PROBLEM REQUIREMENTS — Copy all records verbatim.

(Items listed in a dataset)
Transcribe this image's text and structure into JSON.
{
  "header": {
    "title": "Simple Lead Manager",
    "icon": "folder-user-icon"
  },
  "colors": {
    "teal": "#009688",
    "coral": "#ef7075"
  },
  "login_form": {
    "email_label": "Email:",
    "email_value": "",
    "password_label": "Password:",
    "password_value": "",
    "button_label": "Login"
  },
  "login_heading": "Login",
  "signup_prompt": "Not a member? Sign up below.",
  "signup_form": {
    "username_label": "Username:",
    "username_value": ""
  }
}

WRITTEN SOLUTION —
Transcribe this image's text and structure into JSON.
{
  "header": {
    "title": "Simple Lead Manager",
    "icon": "folder-user-icon"
  },
  "colors": {
    "teal": "#009688",
    "coral": "#ef7075"
  },
  "login_form": {
    "email_label": "Email:",
    "email_value": "",
    "password_label": "Password:",
    "password_value": "",
    "button_label": "Login"
  },
  "login_heading": "Login",
  "signup_prompt": "Not a member? Sign up below.",
  "signup_form": {
    "username_label": "Username:",
    "username_value": ""
  }
}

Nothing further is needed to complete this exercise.